[YOUR INSTRUCTIONS]
Produce an exact copy of all the data below, dropping every image.
___ PROVIDED ENTRIES ___
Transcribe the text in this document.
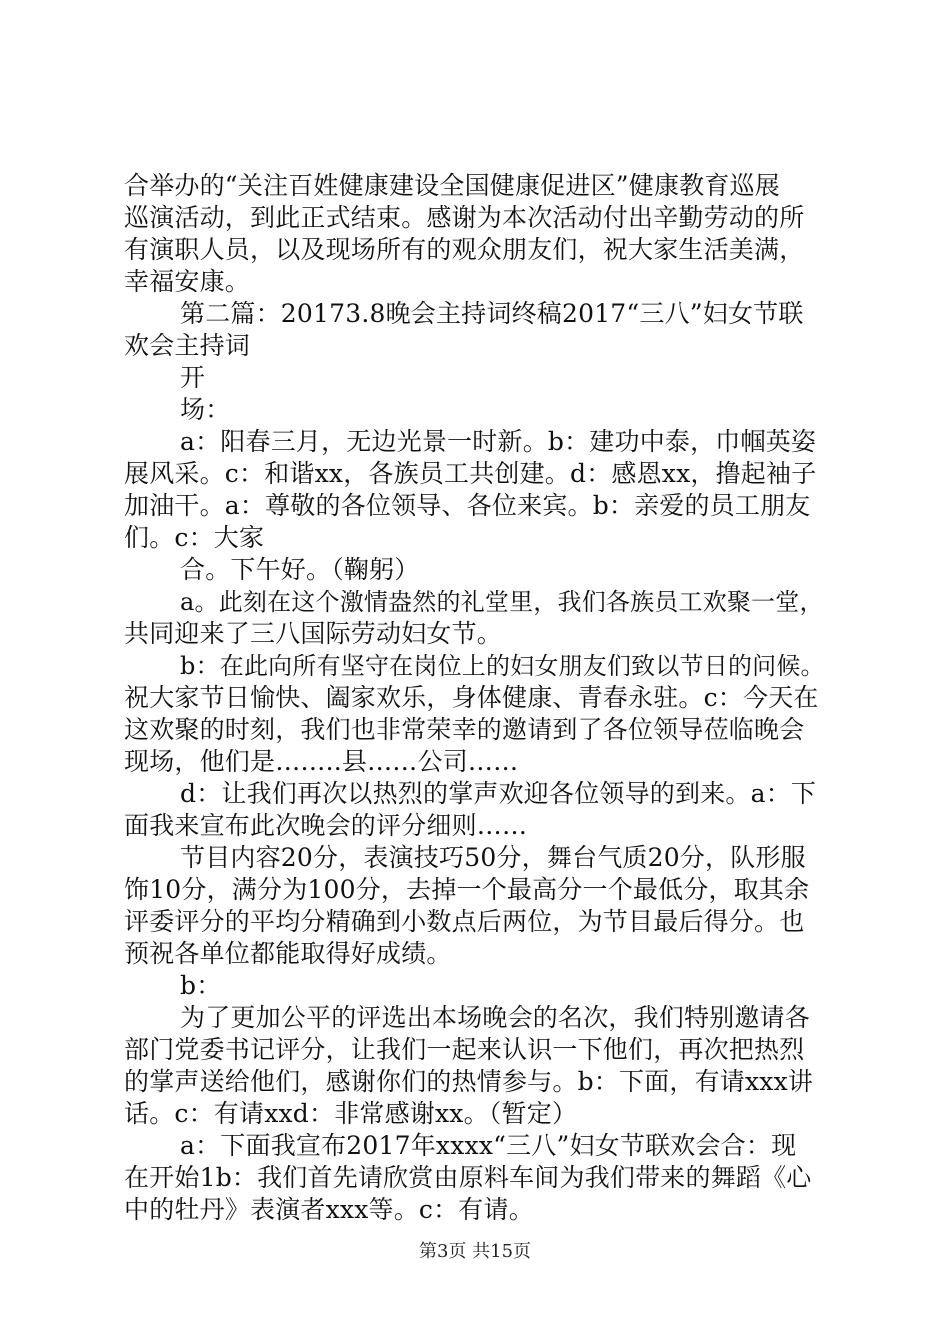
合举办的“关注百姓健康建设全国健康促进区”健康教育巡展
巡演活动，到此正式结束。感谢为本次活动付出辛勤劳动的所
有演职人员，以及现场所有的观众朋友们，祝大家生活美满，
幸福安康。
第二篇：20173.8晚会主持词终稿2017“三八”妇女节联
欢会主持词
开
场：
a：阳春三月，无边光景一时新。b：建功中泰，巾帼英姿
展风采。c：和谐xx，各族员工共创建。d：感恩xx，撸起袖子
加油干。a：尊敬的各位领导、各位来宾。b：亲爱的员工朋友
们。c：大家
合。下午好。（鞠躬）
a。此刻在这个激情盎然的礼堂里，我们各族员工欢聚一堂，
共同迎来了三八国际劳动妇女节。
b：在此向所有坚守在岗位上的妇女朋友们致以节日的问候。
祝大家节日愉快、阖家欢乐，身体健康、青春永驻。c：今天在
这欢聚的时刻，我们也非常荣幸的邀请到了各位领导莅临晚会
现场，他们是……..县……公司……
d：让我们再次以热烈的掌声欢迎各位领导的到来。a：下
面我来宣布此次晚会的评分细则……
节目内容20分，表演技巧50分，舞台气质20分，队形服
饰10分，满分为100分，去掉一个最高分一个最低分，取其余
评委评分的平均分精确到小数点后两位，为节目最后得分。也
预祝各单位都能取得好成绩。
b：
为了更加公平的评选出本场晚会的名次，我们特别邀请各
部门党委书记评分，让我们一起来认识一下他们，再次把热烈
的掌声送给他们，感谢你们的热情参与。b：下面，有请xxx讲
话。c：有请xxd：非常感谢xx。（暂定）
a：下面我宣布2017年xxxx“三八”妇女节联欢会合：现
在开始1b：我们首先请欣赏由原料车间为我们带来的舞蹈《心
中的牡丹》表演者xxx等。c：有请。
第3页 共15页
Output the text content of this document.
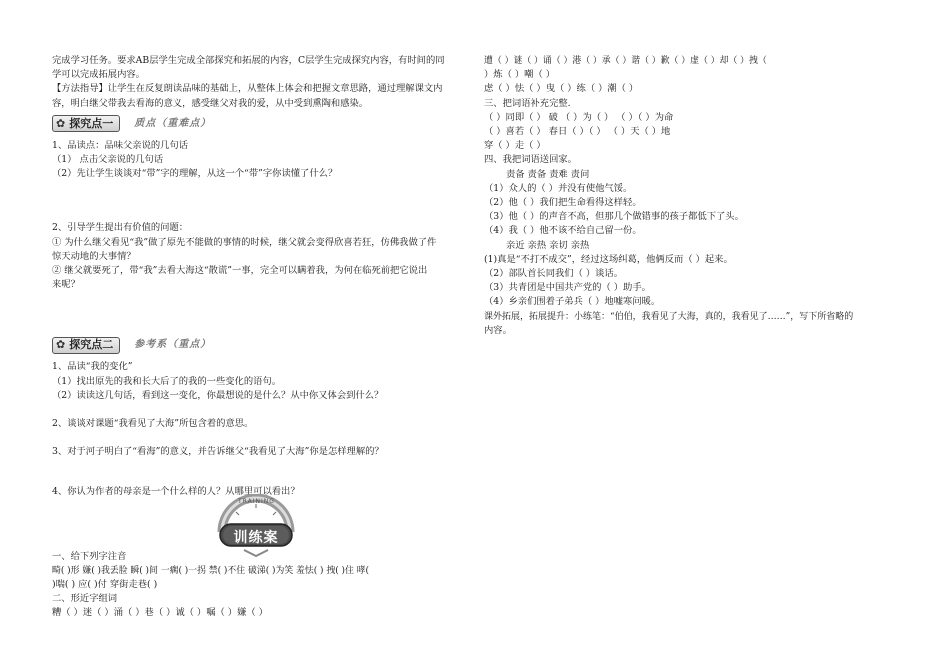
完成学习任务。要求AB层学生完成全部探究和拓展的内容，C层学生完成探究内容，有时间的同
学可以完成拓展内容。
【方法指导】让学生在反复朗读品味的基础上，从整体上体会和把握文章思路，通过理解课文内
容，明白继父带我去看海的意义，感受继父对我的爱，从中受到熏陶和感染。
✿ 探究点一 质点（重难点）
1、品读点：品味父亲说的几句话
（1） 点击父亲说的几句话
（2）先让学生谈谈对“带”字的理解，从这一个“带”字你读懂了什么？
2、引导学生提出有价值的问题：
① 为什么继父看见“我”做了原先不能做的事情的时候，继父就会变得欣喜若狂，仿佛我做了件
惊天动地的大事情？
② 继父就要死了，带“我”去看大海这“散谎”一事，完全可以瞒着我，为何在临死前把它说出
来呢？
✿ 探究点二 参考系（重点）
1、品读“我的变化”
（1）找出原先的我和长大后了的我的一些变化的语句。
（2）读读这几句话，看到这一变化，你最想说的是什么？从中你又体会到什么？
2、谈谈对课题“我看见了大海”所包含着的意思。
3、对于河子明白了“看海”的意义，并告诉继父“我看见了大海”你是怎样理解的？
4、你认为作者的母亲是一个什么样的人？从哪里可以看出？
一、给下列字注音
畸( )形 嫌( )我丢脸 瞬( )间 一瘸( )一拐 禁( )不住 破涕( )为笑 羞怯( ) 拽( )住 哮(
)喘( ) 应( )付 穿街走巷( )
二、形近字组词
糟（ ）迷（ ）涌（ ）巷（ ）诚（ ）嘱（ ）嫌（ ）
TRAINING
训练案
遭（ ）谜（ ）诵（ ）港（ ）承（ ）谐（ ）歉（ ）虚（ ）却（ ）拽（
）炼（ ）嘲（ ）
虑（ ）怯（ ）曳（ ）练（ ）潮（ ）
三、把词语补充完整.
（ ）同即（ ） 破 （ ）为（ ） （ ）（ ）为命
（ ）喜若（ ） 春日（ ）（ ） （ ）天（ ）地
穿（ ）走（ ）
四、我把词语送回家。
责备 责备 责难 责问
（1）众人的（ ）并没有使他气馁。
（2）他（ ）我们把生命看得这样轻。
（3）他（ ）的声音不高，但那几个做错事的孩子都低下了头。
（4）我（ ）他不该不给自己留一份。
亲近 亲热 亲切 亲热
(1)真是“不打不成交”，经过这场纠葛，他俩反而（ ）起来。
（2）部队首长同我们（ ）谈话。
（3）共青团是中国共产党的（ ）助手。
（4）乡亲们围着子弟兵（ ）地嘘寒问暖。
课外拓展，拓展提升：小练笔：“伯伯，我看见了大海，真的，我看见了……”，写下所省略的
内容。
___
[RIGHT ANSWER]
Transcribe the text in this document.
合举办的“关注百姓健康建设全国健康促进区”健康教育巡展
巡演活动，到此正式结束。感谢为本次活动付出辛勤劳动的所
有演职人员，以及现场所有的观众朋友们，祝大家生活美满，
幸福安康。
第二篇：20173.8晚会主持词终稿2017“三八”妇女节联
欢会主持词
开
场：
a：阳春三月，无边光景一时新。b：建功中泰，巾帼英姿
展风采。c：和谐xx，各族员工共创建。d：感恩xx，撸起袖子
加油干。a：尊敬的各位领导、各位来宾。b：亲爱的员工朋友
们。c：大家
合。下午好。（鞠躬）
a。此刻在这个激情盎然的礼堂里，我们各族员工欢聚一堂，
共同迎来了三八国际劳动妇女节。
b：在此向所有坚守在岗位上的妇女朋友们致以节日的问候。
祝大家节日愉快、阖家欢乐，身体健康、青春永驻。c：今天在
这欢聚的时刻，我们也非常荣幸的邀请到了各位领导莅临晚会
现场，他们是……..县……公司……
d：让我们再次以热烈的掌声欢迎各位领导的到来。a：下
面我来宣布此次晚会的评分细则……
节目内容20分，表演技巧50分，舞台气质20分，队形服
饰10分，满分为100分，去掉一个最高分一个最低分，取其余
评委评分的平均分精确到小数点后两位，为节目最后得分。也
预祝各单位都能取得好成绩。
b：
为了更加公平的评选出本场晚会的名次，我们特别邀请各
部门党委书记评分，让我们一起来认识一下他们，再次把热烈
的掌声送给他们，感谢你们的热情参与。b：下面，有请xxx讲
话。c：有请xxd：非常感谢xx。（暂定）
a：下面我宣布2017年xxxx“三八”妇女节联欢会合：现
在开始1b：我们首先请欣赏由原料车间为我们带来的舞蹈《心
中的牡丹》表演者xxx等。c：有请。
第3页 共15页
Output the text content of this document.
完成学习任务。要求AB层学生完成全部探究和拓展的内容，C层学生完成探究内容，有时间的同
学可以完成拓展内容。
【方法指导】让学生在反复朗读品味的基础上，从整体上体会和把握文章思路，通过理解课文内
容，明白继父带我去看海的意义，感受继父对我的爱，从中受到熏陶和感染。
✿ 探究点一 质点（重难点）
1、品读点：品味父亲说的几句话
（1） 点击父亲说的几句话
（2）先让学生谈谈对“带”字的理解，从这一个“带”字你读懂了什么？
2、引导学生提出有价值的问题：
① 为什么继父看见“我”做了原先不能做的事情的时候，继父就会变得欣喜若狂，仿佛我做了件
惊天动地的大事情？
② 继父就要死了，带“我”去看大海这“散谎”一事，完全可以瞒着我，为何在临死前把它说出
来呢？
✿ 探究点二 参考系（重点）
1、品读“我的变化”
（1）找出原先的我和长大后了的我的一些变化的语句。
（2）读读这几句话，看到这一变化，你最想说的是什么？从中你又体会到什么？
2、谈谈对课题“我看见了大海”所包含着的意思。
3、对于河子明白了“看海”的意义，并告诉继父“我看见了大海”你是怎样理解的？
4、你认为作者的母亲是一个什么样的人？从哪里可以看出？
一、给下列字注音
畸( )形 嫌( )我丢脸 瞬( )间 一瘸( )一拐 禁( )不住 破涕( )为笑 羞怯( ) 拽( )住 哮(
)喘( ) 应( )付 穿街走巷( )
二、形近字组词
糟（ ）迷（ ）涌（ ）巷（ ）诚（ ）嘱（ ）嫌（ ）
TRAINING
训练案
遭（ ）谜（ ）诵（ ）港（ ）承（ ）谐（ ）歉（ ）虚（ ）却（ ）拽（
）炼（ ）嘲（ ）
虑（ ）怯（ ）曳（ ）练（ ）潮（ ）
三、把词语补充完整.
（ ）同即（ ） 破 （ ）为（ ） （ ）（ ）为命
（ ）喜若（ ） 春日（ ）（ ） （ ）天（ ）地
穿（ ）走（ ）
四、我把词语送回家。
责备 责备 责难 责问
（1）众人的（ ）并没有使他气馁。
（2）他（ ）我们把生命看得这样轻。
（3）他（ ）的声音不高，但那几个做错事的孩子都低下了头。
（4）我（ ）他不该不给自己留一份。
亲近 亲热 亲切 亲热
(1)真是“不打不成交”，经过这场纠葛，他俩反而（ ）起来。
（2）部队首长同我们（ ）谈话。
（3）共青团是中国共产党的（ ）助手。
（4）乡亲们围着子弟兵（ ）地嘘寒问暖。
课外拓展，拓展提升：小练笔：“伯伯，我看见了大海，真的，我看见了……”，写下所省略的
内容。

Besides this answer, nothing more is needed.